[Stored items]
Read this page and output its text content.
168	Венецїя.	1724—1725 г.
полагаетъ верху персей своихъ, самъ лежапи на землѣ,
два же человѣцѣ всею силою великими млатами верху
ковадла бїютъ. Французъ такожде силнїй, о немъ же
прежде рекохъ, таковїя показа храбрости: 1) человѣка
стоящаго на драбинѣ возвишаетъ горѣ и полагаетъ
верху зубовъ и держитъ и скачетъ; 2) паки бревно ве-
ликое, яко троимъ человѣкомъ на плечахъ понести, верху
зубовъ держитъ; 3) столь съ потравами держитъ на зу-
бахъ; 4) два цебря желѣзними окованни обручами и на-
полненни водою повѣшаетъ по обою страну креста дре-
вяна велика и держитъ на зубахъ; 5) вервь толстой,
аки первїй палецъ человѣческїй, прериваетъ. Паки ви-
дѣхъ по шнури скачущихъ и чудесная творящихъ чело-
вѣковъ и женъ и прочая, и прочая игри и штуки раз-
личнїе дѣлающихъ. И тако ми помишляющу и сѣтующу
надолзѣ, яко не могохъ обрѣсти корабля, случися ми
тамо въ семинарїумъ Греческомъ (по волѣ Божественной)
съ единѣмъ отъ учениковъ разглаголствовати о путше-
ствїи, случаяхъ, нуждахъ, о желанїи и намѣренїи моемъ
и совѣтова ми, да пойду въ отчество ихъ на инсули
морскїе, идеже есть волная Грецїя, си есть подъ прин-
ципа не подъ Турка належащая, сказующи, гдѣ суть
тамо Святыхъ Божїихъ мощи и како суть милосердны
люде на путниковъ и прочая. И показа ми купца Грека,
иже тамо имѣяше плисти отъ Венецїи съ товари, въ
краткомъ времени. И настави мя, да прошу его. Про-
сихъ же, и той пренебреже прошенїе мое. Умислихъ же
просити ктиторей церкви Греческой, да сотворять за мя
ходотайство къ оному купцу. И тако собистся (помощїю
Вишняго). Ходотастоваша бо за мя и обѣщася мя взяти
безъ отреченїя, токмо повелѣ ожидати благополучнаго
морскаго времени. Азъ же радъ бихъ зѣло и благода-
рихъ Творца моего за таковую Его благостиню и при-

## Request
Say the number of lines in the listing that hold "тамо", with no added words.

## Response
3